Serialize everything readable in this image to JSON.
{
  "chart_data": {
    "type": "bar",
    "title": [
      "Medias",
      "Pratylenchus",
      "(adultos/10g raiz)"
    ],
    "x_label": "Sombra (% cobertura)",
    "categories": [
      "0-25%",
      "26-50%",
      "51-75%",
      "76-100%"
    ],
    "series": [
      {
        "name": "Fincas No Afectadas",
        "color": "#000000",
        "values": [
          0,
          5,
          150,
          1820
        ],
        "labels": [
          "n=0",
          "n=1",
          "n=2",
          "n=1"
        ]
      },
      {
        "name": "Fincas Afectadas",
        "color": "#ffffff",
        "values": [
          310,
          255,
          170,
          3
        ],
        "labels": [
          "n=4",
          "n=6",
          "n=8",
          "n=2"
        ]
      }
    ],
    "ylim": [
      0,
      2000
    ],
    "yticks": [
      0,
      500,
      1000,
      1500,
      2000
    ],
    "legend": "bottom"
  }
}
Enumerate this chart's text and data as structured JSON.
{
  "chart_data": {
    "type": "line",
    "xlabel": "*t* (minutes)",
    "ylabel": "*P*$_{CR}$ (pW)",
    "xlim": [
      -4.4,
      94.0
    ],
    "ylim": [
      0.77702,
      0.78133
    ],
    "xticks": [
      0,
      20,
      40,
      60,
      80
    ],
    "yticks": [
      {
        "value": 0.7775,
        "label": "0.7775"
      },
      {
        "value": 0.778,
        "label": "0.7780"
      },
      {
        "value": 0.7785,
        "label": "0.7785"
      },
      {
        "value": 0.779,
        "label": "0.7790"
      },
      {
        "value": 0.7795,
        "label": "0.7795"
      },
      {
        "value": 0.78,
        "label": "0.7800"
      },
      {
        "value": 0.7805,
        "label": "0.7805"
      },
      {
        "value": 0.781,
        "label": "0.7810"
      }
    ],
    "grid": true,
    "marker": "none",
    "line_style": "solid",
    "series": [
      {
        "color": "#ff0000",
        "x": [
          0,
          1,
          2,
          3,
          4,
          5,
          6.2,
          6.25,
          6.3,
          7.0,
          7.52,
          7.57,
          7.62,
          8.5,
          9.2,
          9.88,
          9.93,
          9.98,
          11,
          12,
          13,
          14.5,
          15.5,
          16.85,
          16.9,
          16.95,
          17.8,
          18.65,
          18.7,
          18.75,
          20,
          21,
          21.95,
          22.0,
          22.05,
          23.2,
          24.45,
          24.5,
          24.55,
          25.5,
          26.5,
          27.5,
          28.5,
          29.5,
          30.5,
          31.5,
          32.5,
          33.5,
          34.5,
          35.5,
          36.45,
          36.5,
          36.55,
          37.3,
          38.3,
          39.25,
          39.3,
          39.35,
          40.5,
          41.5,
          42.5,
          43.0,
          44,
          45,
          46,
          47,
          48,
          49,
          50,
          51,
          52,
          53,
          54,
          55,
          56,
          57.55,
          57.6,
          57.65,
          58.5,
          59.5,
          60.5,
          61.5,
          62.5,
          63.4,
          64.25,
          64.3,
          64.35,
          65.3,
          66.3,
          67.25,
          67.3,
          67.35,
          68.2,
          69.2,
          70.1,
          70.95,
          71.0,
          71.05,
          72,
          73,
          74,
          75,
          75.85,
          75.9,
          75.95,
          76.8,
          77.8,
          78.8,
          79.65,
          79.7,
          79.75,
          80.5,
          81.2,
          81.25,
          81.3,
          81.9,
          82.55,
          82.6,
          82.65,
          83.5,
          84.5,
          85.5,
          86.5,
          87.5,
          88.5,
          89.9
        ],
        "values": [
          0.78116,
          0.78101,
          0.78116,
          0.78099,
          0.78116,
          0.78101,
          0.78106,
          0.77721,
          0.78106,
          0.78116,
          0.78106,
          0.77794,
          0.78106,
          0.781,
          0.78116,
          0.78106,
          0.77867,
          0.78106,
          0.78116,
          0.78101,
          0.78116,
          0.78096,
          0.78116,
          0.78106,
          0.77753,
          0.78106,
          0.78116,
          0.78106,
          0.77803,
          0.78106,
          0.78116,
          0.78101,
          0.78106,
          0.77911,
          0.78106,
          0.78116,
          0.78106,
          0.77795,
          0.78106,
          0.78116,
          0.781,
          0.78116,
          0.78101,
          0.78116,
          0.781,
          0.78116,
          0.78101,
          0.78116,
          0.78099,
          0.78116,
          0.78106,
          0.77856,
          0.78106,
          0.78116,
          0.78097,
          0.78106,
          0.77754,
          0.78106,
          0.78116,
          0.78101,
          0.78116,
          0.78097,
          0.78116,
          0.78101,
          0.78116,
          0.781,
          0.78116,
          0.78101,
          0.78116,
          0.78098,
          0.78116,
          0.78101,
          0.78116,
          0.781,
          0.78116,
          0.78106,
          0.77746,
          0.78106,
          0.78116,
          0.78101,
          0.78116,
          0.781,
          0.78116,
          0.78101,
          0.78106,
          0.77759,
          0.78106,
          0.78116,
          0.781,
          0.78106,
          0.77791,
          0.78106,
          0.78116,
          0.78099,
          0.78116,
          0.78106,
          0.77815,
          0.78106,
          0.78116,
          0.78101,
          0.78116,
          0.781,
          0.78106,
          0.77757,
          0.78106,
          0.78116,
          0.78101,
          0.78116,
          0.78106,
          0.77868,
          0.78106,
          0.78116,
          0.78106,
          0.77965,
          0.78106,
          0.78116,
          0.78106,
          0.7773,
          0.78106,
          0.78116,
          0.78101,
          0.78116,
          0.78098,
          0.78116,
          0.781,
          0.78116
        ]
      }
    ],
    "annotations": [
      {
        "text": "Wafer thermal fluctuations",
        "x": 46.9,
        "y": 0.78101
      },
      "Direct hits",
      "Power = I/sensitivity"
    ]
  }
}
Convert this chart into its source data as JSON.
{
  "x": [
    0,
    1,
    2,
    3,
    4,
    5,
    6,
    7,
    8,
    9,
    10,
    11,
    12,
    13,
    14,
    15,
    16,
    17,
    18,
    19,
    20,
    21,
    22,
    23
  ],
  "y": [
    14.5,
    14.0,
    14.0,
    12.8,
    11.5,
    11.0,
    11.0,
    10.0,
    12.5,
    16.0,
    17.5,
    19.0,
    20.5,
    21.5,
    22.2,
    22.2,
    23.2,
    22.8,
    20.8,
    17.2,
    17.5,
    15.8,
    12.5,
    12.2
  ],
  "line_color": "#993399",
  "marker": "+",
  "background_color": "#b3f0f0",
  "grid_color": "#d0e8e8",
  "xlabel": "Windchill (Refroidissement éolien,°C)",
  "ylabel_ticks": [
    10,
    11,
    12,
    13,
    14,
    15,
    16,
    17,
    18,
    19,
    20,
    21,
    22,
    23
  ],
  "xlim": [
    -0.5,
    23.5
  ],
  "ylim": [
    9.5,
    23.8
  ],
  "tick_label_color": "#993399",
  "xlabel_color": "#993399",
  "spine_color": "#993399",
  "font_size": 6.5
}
———
### [Exercise prompt]
Every line of the material must be returned exactly as it appears.

### [Finished answer]
Serialize everything readable in this image to JSON.
{
  "chart_data": {
    "type": "bar",
    "title": [
      "Medias",
      "Pratylenchus",
      "(adultos/10g raiz)"
    ],
    "x_label": "Sombra (% cobertura)",
    "categories": [
      "0-25%",
      "26-50%",
      "51-75%",
      "76-100%"
    ],
    "series": [
      {
        "name": "Fincas No Afectadas",
        "color": "#000000",
        "values": [
          0,
          5,
          150,
          1820
        ],
        "labels": [
          "n=0",
          "n=1",
          "n=2",
          "n=1"
        ]
      },
      {
        "name": "Fincas Afectadas",
        "color": "#ffffff",
        "values": [
          310,
          255,
          170,
          3
        ],
        "labels": [
          "n=4",
          "n=6",
          "n=8",
          "n=2"
        ]
      }
    ],
    "ylim": [
      0,
      2000
    ],
    "yticks": [
      0,
      500,
      1000,
      1500,
      2000
    ],
    "legend": "bottom"
  }
}
Enumerate this chart's text and data as structured JSON.
{
  "chart_data": {
    "type": "line",
    "xlabel": "*t* (minutes)",
    "ylabel": "*P*$_{CR}$ (pW)",
    "xlim": [
      -4.4,
      94.0
    ],
    "ylim": [
      0.77702,
      0.78133
    ],
    "xticks": [
      0,
      20,
      40,
      60,
      80
    ],
    "yticks": [
      {
        "value": 0.7775,
        "label": "0.7775"
      },
      {
        "value": 0.778,
        "label": "0.7780"
      },
      {
        "value": 0.7785,
        "label": "0.7785"
      },
      {
        "value": 0.779,
        "label": "0.7790"
      },
      {
        "value": 0.7795,
        "label": "0.7795"
      },
      {
        "value": 0.78,
        "label": "0.7800"
      },
      {
        "value": 0.7805,
        "label": "0.7805"
      },
      {
        "value": 0.781,
        "label": "0.7810"
      }
    ],
    "grid": true,
    "marker": "none",
    "line_style": "solid",
    "series": [
      {
        "color": "#ff0000",
        "x": [
          0,
          1,
          2,
          3,
          4,
          5,
          6.2,
          6.25,
          6.3,
          7.0,
          7.52,
          7.57,
          7.62,
          8.5,
          9.2,
          9.88,
          9.93,
          9.98,
          11,
          12,
          13,
          14.5,
          15.5,
          16.85,
          16.9,
          16.95,
          17.8,
          18.65,
          18.7,
          18.75,
          20,
          21,
          21.95,
          22.0,
          22.05,
          23.2,
          24.45,
          24.5,
          24.55,
          25.5,
          26.5,
          27.5,
          28.5,
          29.5,
          30.5,
          31.5,
          32.5,
          33.5,
          34.5,
          35.5,
          36.45,
          36.5,
          36.55,
          37.3,
          38.3,
          39.25,
          39.3,
          39.35,
          40.5,
          41.5,
          42.5,
          43.0,
          44,
          45,
          46,
          47,
          48,
          49,
          50,
          51,
          52,
          53,
          54,
          55,
          56,
          57.55,
          57.6,
          57.65,
          58.5,
          59.5,
          60.5,
          61.5,
          62.5,
          63.4,
          64.25,
          64.3,
          64.35,
          65.3,
          66.3,
          67.25,
          67.3,
          67.35,
          68.2,
          69.2,
          70.1,
          70.95,
          71.0,
          71.05,
          72,
          73,
          74,
          75,
          75.85,
          75.9,
          75.95,
          76.8,
          77.8,
          78.8,
          79.65,
          79.7,
          79.75,
          80.5,
          81.2,
          81.25,
          81.3,
          81.9,
          82.55,
          82.6,
          82.65,
          83.5,
          84.5,
          85.5,
          86.5,
          87.5,
          88.5,
          89.9
        ],
        "values": [
          0.78116,
          0.78101,
          0.78116,
          0.78099,
          0.78116,
          0.78101,
          0.78106,
          0.77721,
          0.78106,
          0.78116,
          0.78106,
          0.77794,
          0.78106,
          0.781,
          0.78116,
          0.78106,
          0.77867,
          0.78106,
          0.78116,
          0.78101,
          0.78116,
          0.78096,
          0.78116,
          0.78106,
          0.77753,
          0.78106,
          0.78116,
          0.78106,
          0.77803,
          0.78106,
          0.78116,
          0.78101,
          0.78106,
          0.77911,
          0.78106,
          0.78116,
          0.78106,
          0.77795,
          0.78106,
          0.78116,
          0.781,
          0.78116,
          0.78101,
          0.78116,
          0.781,
          0.78116,
          0.78101,
          0.78116,
          0.78099,
          0.78116,
          0.78106,
          0.77856,
          0.78106,
          0.78116,
          0.78097,
          0.78106,
          0.77754,
          0.78106,
          0.78116,
          0.78101,
          0.78116,
          0.78097,
          0.78116,
          0.78101,
          0.78116,
          0.781,
          0.78116,
          0.78101,
          0.78116,
          0.78098,
          0.78116,
          0.78101,
          0.78116,
          0.781,
          0.78116,
          0.78106,
          0.77746,
          0.78106,
          0.78116,
          0.78101,
          0.78116,
          0.781,
          0.78116,
          0.78101,
          0.78106,
          0.77759,
          0.78106,
          0.78116,
          0.781,
          0.78106,
          0.77791,
          0.78106,
          0.78116,
          0.78099,
          0.78116,
          0.78106,
          0.77815,
          0.78106,
          0.78116,
          0.78101,
          0.78116,
          0.781,
          0.78106,
          0.77757,
          0.78106,
          0.78116,
          0.78101,
          0.78116,
          0.78106,
          0.77868,
          0.78106,
          0.78116,
          0.78106,
          0.77965,
          0.78106,
          0.78116,
          0.78106,
          0.7773,
          0.78106,
          0.78116,
          0.78101,
          0.78116,
          0.78098,
          0.78116,
          0.781,
          0.78116
        ]
      }
    ],
    "annotations": [
      {
        "text": "Wafer thermal fluctuations",
        "x": 46.9,
        "y": 0.78101
      },
      "Direct hits",
      "Power = I/sensitivity"
    ]
  }
}
Convert this chart into its source data as JSON.
{
  "x": [
    0,
    1,
    2,
    3,
    4,
    5,
    6,
    7,
    8,
    9,
    10,
    11,
    12,
    13,
    14,
    15,
    16,
    17,
    18,
    19,
    20,
    21,
    22,
    23
  ],
  "y": [
    14.5,
    14.0,
    14.0,
    12.8,
    11.5,
    11.0,
    11.0,
    10.0,
    12.5,
    16.0,
    17.5,
    19.0,
    20.5,
    21.5,
    22.2,
    22.2,
    23.2,
    22.8,
    20.8,
    17.2,
    17.5,
    15.8,
    12.5,
    12.2
  ],
  "line_color": "#993399",
  "marker": "+",
  "background_color": "#b3f0f0",
  "grid_color": "#d0e8e8",
  "xlabel": "Windchill (Refroidissement éolien,°C)",
  "ylabel_ticks": [
    10,
    11,
    12,
    13,
    14,
    15,
    16,
    17,
    18,
    19,
    20,
    21,
    22,
    23
  ],
  "xlim": [
    -0.5,
    23.5
  ],
  "ylim": [
    9.5,
    23.8
  ],
  "tick_label_color": "#993399",
  "xlabel_color": "#993399",
  "spine_color": "#993399",
  "font_size": 6.5
}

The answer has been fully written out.